Data supplied:
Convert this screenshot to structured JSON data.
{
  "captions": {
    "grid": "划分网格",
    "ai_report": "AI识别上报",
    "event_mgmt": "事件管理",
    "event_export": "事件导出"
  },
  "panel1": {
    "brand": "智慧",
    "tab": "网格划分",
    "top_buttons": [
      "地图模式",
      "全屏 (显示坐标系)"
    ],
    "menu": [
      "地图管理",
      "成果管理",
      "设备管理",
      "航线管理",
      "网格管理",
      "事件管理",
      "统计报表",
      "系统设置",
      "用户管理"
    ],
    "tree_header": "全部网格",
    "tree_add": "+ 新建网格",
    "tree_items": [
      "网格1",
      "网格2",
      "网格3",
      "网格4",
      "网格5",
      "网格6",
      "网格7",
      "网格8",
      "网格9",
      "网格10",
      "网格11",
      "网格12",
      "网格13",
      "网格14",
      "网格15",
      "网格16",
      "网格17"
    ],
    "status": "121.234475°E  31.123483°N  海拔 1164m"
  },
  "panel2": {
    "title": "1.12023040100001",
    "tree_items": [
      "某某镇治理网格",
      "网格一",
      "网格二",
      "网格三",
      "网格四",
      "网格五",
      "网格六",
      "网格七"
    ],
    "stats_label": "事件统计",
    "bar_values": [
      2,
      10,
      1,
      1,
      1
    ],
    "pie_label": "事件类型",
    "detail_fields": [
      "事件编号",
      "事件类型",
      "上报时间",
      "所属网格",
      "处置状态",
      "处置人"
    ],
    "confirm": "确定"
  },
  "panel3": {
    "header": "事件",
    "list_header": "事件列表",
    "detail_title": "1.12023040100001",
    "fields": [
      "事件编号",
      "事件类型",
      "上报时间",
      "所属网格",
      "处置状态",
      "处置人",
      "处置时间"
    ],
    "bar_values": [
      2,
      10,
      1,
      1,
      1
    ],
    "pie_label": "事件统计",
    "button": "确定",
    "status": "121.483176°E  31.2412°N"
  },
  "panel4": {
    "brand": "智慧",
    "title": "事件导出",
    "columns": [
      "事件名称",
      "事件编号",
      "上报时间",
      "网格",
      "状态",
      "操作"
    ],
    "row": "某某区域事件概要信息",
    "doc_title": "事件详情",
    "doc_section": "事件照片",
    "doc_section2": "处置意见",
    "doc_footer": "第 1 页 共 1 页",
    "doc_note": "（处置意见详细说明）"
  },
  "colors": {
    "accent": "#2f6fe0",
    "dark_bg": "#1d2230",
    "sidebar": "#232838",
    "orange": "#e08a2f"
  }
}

Goal: Exactly as written, please output every entry.

Written response:
Convert this screenshot to structured JSON data.
{
  "captions": {
    "grid": "划分网格",
    "ai_report": "AI识别上报",
    "event_mgmt": "事件管理",
    "event_export": "事件导出"
  },
  "panel1": {
    "brand": "智慧",
    "tab": "网格划分",
    "top_buttons": [
      "地图模式",
      "全屏 (显示坐标系)"
    ],
    "menu": [
      "地图管理",
      "成果管理",
      "设备管理",
      "航线管理",
      "网格管理",
      "事件管理",
      "统计报表",
      "系统设置",
      "用户管理"
    ],
    "tree_header": "全部网格",
    "tree_add": "+ 新建网格",
    "tree_items": [
      "网格1",
      "网格2",
      "网格3",
      "网格4",
      "网格5",
      "网格6",
      "网格7",
      "网格8",
      "网格9",
      "网格10",
      "网格11",
      "网格12",
      "网格13",
      "网格14",
      "网格15",
      "网格16",
      "网格17"
    ],
    "status": "121.234475°E  31.123483°N  海拔 1164m"
  },
  "panel2": {
    "title": "1.12023040100001",
    "tree_items": [
      "某某镇治理网格",
      "网格一",
      "网格二",
      "网格三",
      "网格四",
      "网格五",
      "网格六",
      "网格七"
    ],
    "stats_label": "事件统计",
    "bar_values": [
      2,
      10,
      1,
      1,
      1
    ],
    "pie_label": "事件类型",
    "detail_fields": [
      "事件编号",
      "事件类型",
      "上报时间",
      "所属网格",
      "处置状态",
      "处置人"
    ],
    "confirm": "确定"
  },
  "panel3": {
    "header": "事件",
    "list_header": "事件列表",
    "detail_title": "1.12023040100001",
    "fields": [
      "事件编号",
      "事件类型",
      "上报时间",
      "所属网格",
      "处置状态",
      "处置人",
      "处置时间"
    ],
    "bar_values": [
      2,
      10,
      1,
      1,
      1
    ],
    "pie_label": "事件统计",
    "button": "确定",
    "status": "121.483176°E  31.2412°N"
  },
  "panel4": {
    "brand": "智慧",
    "title": "事件导出",
    "columns": [
      "事件名称",
      "事件编号",
      "上报时间",
      "网格",
      "状态",
      "操作"
    ],
    "row": "某某区域事件概要信息",
    "doc_title": "事件详情",
    "doc_section": "事件照片",
    "doc_section2": "处置意见",
    "doc_footer": "第 1 页 共 1 页",
    "doc_note": "（处置意见详细说明）"
  },
  "colors": {
    "accent": "#2f6fe0",
    "dark_bg": "#1d2230",
    "sidebar": "#232838",
    "orange": "#e08a2f"
  }
}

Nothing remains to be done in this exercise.